Data entries
____

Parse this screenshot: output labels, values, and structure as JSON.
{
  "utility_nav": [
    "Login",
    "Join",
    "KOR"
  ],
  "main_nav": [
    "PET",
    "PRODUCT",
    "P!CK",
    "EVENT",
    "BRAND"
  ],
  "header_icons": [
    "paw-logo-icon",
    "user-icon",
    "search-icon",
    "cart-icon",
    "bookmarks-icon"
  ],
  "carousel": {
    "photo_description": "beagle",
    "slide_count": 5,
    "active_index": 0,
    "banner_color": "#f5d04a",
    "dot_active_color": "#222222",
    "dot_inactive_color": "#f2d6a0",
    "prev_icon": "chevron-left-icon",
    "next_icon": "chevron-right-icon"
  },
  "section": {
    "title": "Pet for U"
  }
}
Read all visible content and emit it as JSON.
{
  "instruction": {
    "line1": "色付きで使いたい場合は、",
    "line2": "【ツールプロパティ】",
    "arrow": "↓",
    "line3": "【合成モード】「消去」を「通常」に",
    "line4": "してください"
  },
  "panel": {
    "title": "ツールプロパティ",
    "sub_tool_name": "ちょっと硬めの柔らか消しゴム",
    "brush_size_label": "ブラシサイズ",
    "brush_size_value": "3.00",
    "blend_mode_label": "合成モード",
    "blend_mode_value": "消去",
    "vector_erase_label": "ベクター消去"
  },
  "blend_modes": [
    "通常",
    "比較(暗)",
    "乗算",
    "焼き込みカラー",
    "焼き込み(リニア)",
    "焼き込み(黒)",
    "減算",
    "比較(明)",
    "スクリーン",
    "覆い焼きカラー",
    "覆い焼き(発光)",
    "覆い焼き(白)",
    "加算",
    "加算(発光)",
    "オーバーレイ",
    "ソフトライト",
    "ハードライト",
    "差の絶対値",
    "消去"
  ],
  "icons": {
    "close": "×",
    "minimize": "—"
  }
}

____

Prompt.
Extract each line from the listing above, please, and repeat it exactly.

Problem solution.
Parse this screenshot: output labels, values, and structure as JSON.
{
  "utility_nav": [
    "Login",
    "Join",
    "KOR"
  ],
  "main_nav": [
    "PET",
    "PRODUCT",
    "P!CK",
    "EVENT",
    "BRAND"
  ],
  "header_icons": [
    "paw-logo-icon",
    "user-icon",
    "search-icon",
    "cart-icon",
    "bookmarks-icon"
  ],
  "carousel": {
    "photo_description": "beagle",
    "slide_count": 5,
    "active_index": 0,
    "banner_color": "#f5d04a",
    "dot_active_color": "#222222",
    "dot_inactive_color": "#f2d6a0",
    "prev_icon": "chevron-left-icon",
    "next_icon": "chevron-right-icon"
  },
  "section": {
    "title": "Pet for U"
  }
}
Read all visible content and emit it as JSON.
{
  "instruction": {
    "line1": "色付きで使いたい場合は、",
    "line2": "【ツールプロパティ】",
    "arrow": "↓",
    "line3": "【合成モード】「消去」を「通常」に",
    "line4": "してください"
  },
  "panel": {
    "title": "ツールプロパティ",
    "sub_tool_name": "ちょっと硬めの柔らか消しゴム",
    "brush_size_label": "ブラシサイズ",
    "brush_size_value": "3.00",
    "blend_mode_label": "合成モード",
    "blend_mode_value": "消去",
    "vector_erase_label": "ベクター消去"
  },
  "blend_modes": [
    "通常",
    "比較(暗)",
    "乗算",
    "焼き込みカラー",
    "焼き込み(リニア)",
    "焼き込み(黒)",
    "減算",
    "比較(明)",
    "スクリーン",
    "覆い焼きカラー",
    "覆い焼き(発光)",
    "覆い焼き(白)",
    "加算",
    "加算(発光)",
    "オーバーレイ",
    "ソフトライト",
    "ハードライト",
    "差の絶対値",
    "消去"
  ],
  "icons": {
    "close": "×",
    "minimize": "—"
  }
}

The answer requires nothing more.